■ RECORDS SHOWN
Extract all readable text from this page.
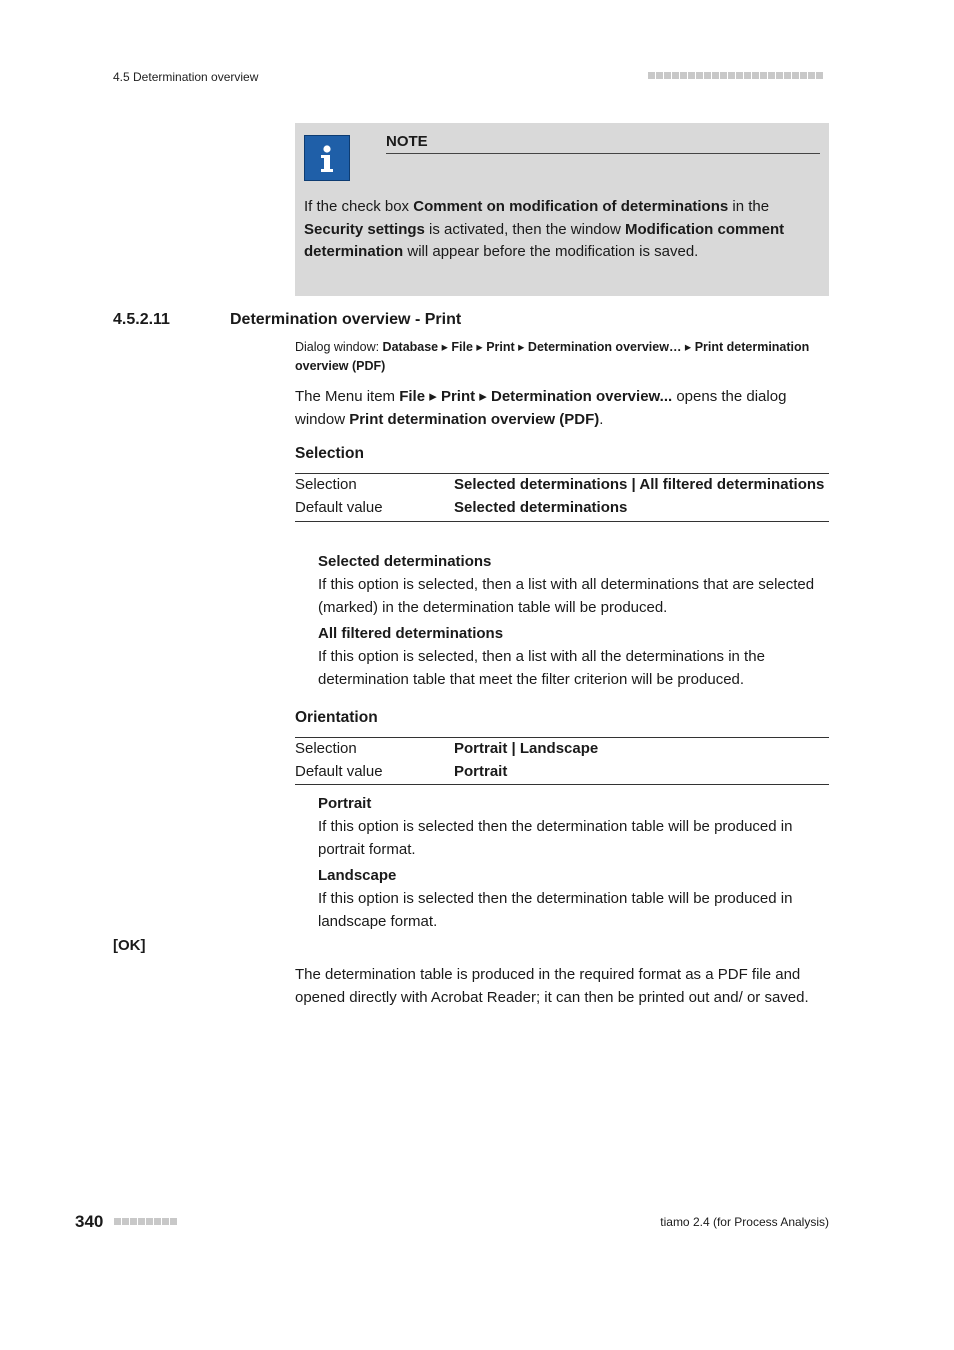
4.5 Determination overview
NOTE
If the check box Comment on modification of determinations in the Security settings is activated, then the window Modification comment determination will appear before the modification is saved.
4.5.2.11	Determination overview - Print
Dialog window: Database ▸ File ▸ Print ▸ Determination overview… ▸ Print determination overview (PDF)
The Menu item File ▸ Print ▸ Determination overview... opens the dialog window Print determination overview (PDF).
Selection
Selection	Selected determinations | All filtered determinations
Default value	Selected determinations
Selected determinations
If this option is selected, then a list with all determinations that are selected (marked) in the determination table will be produced.
All filtered determinations
If this option is selected, then a list with all the determinations in the determination table that meet the filter criterion will be produced.
Orientation
Selection	Portrait | Landscape
Default value	Portrait
Portrait
If this option is selected then the determination table will be produced in portrait format.
Landscape
If this option is selected then the determination table will be produced in landscape format.
[OK]
The determination table is produced in the required format as a PDF file and opened directly with Acrobat Reader; it can then be printed out and/ or saved.
340	tiamo 2.4 (for Process Analysis)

■ WHAT IS REQUIRED
Take the records above and transcribe them exactly, dropping every picture.

■ WRITTEN SOLUTION
Extract all readable text from this page.
4.5 Determination overview
NOTE
If the check box Comment on modification of determinations in the Security settings is activated, then the window Modification comment determination will appear before the modification is saved.
4.5.2.11	Determination overview - Print
Dialog window: Database ▸ File ▸ Print ▸ Determination overview… ▸ Print determination overview (PDF)
The Menu item File ▸ Print ▸ Determination overview... opens the dialog window Print determination overview (PDF).
Selection
Selection	Selected determinations | All filtered determinations
Default value	Selected determinations
Selected determinations
If this option is selected, then a list with all determinations that are selected (marked) in the determination table will be produced.
All filtered determinations
If this option is selected, then a list with all the determinations in the determination table that meet the filter criterion will be produced.
Orientation
Selection	Portrait | Landscape
Default value	Portrait
Portrait
If this option is selected then the determination table will be produced in portrait format.
Landscape
If this option is selected then the determination table will be produced in landscape format.
[OK]
The determination table is produced in the required format as a PDF file and opened directly with Acrobat Reader; it can then be printed out and/ or saved.
340	tiamo 2.4 (for Process Analysis)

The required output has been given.